-- BEGIN Supplied entries --

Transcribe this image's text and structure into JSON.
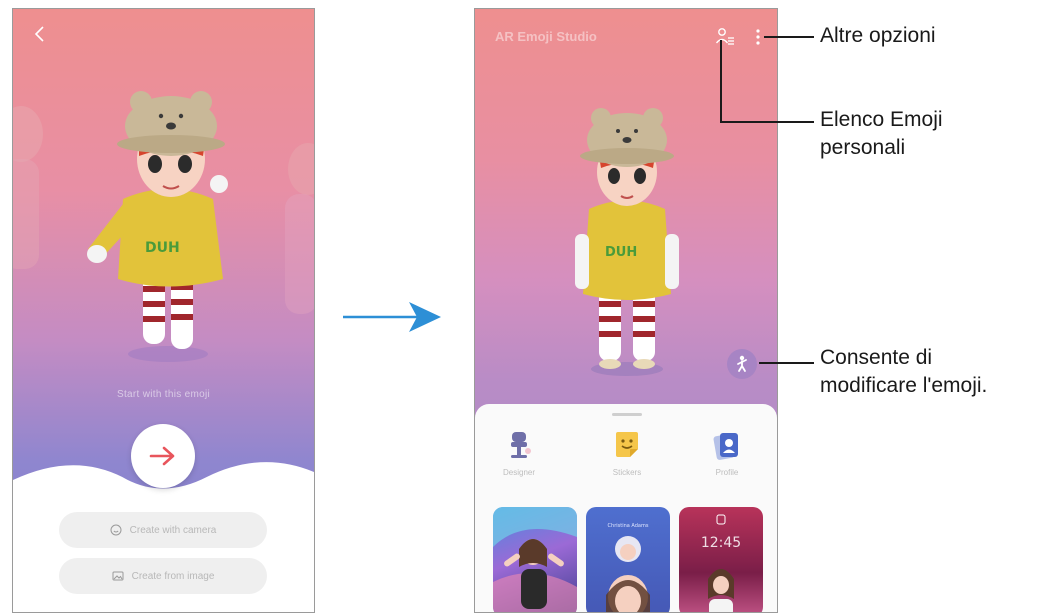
{
  "left_screen": {
    "start_text": "Start with this emoji",
    "buttons": {
      "camera_label": "Create with camera",
      "image_label": "Create from image"
    },
    "icons": [
      "back-icon",
      "arrow-right-icon",
      "smile-icon",
      "image-icon"
    ]
  },
  "right_screen": {
    "app_title": "AR Emoji Studio",
    "modes": [
      {
        "label": "Designer"
      },
      {
        "label": "Stickers"
      },
      {
        "label": "Profile"
      }
    ],
    "thumb_time": "12:45",
    "thumb_profile_name": "Christina Adams",
    "icons": [
      "emoji-list-icon",
      "more-options-icon",
      "edit-emoji-icon"
    ]
  },
  "callouts": {
    "more_options": "Altre opzioni",
    "emoji_list_line1": "Elenco Emoji",
    "emoji_list_line2": "personali",
    "edit_line1": "Consente di",
    "edit_line2": "modificare l'emoji."
  },
  "colors": {
    "accent_arrow": "#e8555c",
    "callout_line": "#1a1a1a",
    "flow_arrow": "#2d8fd6",
    "fab": "#a784c4"
  }
}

-- END Supplied entries --

Your task - Write out the material above once more, exactly as it reads, with no pictures.

Reply to the exercise -
Transcribe this image's text and structure into JSON.
{
  "left_screen": {
    "start_text": "Start with this emoji",
    "buttons": {
      "camera_label": "Create with camera",
      "image_label": "Create from image"
    },
    "icons": [
      "back-icon",
      "arrow-right-icon",
      "smile-icon",
      "image-icon"
    ]
  },
  "right_screen": {
    "app_title": "AR Emoji Studio",
    "modes": [
      {
        "label": "Designer"
      },
      {
        "label": "Stickers"
      },
      {
        "label": "Profile"
      }
    ],
    "thumb_time": "12:45",
    "thumb_profile_name": "Christina Adams",
    "icons": [
      "emoji-list-icon",
      "more-options-icon",
      "edit-emoji-icon"
    ]
  },
  "callouts": {
    "more_options": "Altre opzioni",
    "emoji_list_line1": "Elenco Emoji",
    "emoji_list_line2": "personali",
    "edit_line1": "Consente di",
    "edit_line2": "modificare l'emoji."
  },
  "colors": {
    "accent_arrow": "#e8555c",
    "callout_line": "#1a1a1a",
    "flow_arrow": "#2d8fd6",
    "fab": "#a784c4"
  }
}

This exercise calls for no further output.